▶ [Work required]:
Spot each line that carries the word "Count"; copy those lines.

+-------+

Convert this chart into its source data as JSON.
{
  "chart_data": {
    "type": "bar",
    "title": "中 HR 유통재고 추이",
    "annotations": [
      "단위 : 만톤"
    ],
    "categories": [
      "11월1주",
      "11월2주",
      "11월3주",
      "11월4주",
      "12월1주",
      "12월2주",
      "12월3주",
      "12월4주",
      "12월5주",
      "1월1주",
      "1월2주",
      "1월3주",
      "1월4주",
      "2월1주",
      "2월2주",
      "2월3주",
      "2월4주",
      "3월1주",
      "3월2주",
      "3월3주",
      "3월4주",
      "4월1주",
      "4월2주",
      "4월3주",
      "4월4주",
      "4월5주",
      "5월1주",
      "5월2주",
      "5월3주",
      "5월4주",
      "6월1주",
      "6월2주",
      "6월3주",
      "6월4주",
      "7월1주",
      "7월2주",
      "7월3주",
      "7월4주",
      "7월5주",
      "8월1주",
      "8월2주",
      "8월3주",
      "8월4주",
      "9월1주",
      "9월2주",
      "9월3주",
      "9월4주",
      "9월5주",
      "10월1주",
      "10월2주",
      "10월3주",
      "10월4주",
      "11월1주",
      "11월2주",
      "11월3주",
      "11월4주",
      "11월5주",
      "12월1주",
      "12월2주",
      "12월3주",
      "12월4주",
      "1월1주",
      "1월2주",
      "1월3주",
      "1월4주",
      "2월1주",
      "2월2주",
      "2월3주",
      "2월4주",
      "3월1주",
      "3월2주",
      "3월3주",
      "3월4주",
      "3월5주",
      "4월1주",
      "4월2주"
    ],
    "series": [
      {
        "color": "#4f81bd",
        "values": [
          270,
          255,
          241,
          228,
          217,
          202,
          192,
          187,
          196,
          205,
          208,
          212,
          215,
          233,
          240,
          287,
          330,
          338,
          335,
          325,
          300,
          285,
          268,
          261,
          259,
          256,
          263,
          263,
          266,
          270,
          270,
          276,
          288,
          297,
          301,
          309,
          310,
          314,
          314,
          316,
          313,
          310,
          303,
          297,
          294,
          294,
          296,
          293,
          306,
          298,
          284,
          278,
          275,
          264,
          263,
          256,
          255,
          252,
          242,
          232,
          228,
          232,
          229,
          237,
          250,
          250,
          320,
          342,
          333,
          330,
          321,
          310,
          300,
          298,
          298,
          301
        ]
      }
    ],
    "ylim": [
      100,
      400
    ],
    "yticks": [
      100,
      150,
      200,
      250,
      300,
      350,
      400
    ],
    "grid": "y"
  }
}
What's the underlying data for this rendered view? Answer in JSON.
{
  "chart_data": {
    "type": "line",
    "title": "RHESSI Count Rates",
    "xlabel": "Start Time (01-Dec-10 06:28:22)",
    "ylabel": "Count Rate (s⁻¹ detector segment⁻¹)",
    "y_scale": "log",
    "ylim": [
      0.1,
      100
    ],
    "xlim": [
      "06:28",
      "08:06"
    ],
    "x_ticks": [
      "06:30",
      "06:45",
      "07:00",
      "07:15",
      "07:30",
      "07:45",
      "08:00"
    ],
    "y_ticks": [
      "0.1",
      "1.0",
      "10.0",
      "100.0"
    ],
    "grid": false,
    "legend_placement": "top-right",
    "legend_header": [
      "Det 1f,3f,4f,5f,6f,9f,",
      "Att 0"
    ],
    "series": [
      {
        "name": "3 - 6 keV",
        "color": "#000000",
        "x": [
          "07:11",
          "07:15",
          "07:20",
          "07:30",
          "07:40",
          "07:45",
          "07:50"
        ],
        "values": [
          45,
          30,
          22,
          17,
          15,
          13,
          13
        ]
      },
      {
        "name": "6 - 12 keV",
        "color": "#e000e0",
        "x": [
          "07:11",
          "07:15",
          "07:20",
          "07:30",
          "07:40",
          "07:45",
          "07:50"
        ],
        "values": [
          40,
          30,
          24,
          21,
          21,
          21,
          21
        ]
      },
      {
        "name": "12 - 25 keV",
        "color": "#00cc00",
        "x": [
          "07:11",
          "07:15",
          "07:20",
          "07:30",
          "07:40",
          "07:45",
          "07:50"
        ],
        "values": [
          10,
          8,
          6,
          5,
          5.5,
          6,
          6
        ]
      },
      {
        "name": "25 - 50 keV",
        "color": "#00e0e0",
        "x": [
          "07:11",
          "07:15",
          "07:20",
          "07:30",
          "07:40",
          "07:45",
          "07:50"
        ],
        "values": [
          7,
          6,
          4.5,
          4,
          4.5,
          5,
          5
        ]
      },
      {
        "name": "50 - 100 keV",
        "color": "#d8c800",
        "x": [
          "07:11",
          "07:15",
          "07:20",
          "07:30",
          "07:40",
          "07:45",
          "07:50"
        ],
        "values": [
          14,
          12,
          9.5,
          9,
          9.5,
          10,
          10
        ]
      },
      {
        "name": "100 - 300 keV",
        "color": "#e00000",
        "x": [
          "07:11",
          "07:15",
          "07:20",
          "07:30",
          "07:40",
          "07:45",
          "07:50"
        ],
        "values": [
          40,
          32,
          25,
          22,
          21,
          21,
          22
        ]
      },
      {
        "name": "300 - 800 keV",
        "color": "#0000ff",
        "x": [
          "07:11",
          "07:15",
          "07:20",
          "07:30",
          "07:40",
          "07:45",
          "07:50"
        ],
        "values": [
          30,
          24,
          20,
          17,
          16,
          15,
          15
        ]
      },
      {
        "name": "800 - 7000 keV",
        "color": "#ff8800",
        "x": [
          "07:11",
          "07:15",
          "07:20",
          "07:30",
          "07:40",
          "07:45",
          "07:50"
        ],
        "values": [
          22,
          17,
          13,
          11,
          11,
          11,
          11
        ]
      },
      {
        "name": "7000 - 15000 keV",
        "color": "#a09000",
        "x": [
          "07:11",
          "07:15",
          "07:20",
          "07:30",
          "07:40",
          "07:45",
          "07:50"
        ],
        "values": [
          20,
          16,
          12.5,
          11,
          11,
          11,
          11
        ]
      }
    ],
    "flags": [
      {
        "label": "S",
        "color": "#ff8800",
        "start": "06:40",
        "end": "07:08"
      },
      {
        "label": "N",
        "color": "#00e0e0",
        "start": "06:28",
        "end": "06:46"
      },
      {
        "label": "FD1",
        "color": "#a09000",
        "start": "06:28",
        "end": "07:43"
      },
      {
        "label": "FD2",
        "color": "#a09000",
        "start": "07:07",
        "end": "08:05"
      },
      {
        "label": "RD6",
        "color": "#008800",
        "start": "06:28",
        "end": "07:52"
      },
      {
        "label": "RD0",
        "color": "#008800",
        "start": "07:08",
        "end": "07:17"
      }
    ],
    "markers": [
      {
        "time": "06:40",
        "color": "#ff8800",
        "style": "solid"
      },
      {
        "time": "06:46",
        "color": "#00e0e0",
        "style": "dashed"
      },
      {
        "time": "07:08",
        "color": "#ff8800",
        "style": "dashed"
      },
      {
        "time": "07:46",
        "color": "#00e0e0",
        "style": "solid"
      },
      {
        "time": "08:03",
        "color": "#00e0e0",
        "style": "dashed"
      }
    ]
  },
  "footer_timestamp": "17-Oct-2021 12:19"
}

+-------+

▶ [Reply]:
    "title": "RHESSI Count Rates",
    "ylabel": "Count Rate (s⁻¹ detector segment⁻¹)",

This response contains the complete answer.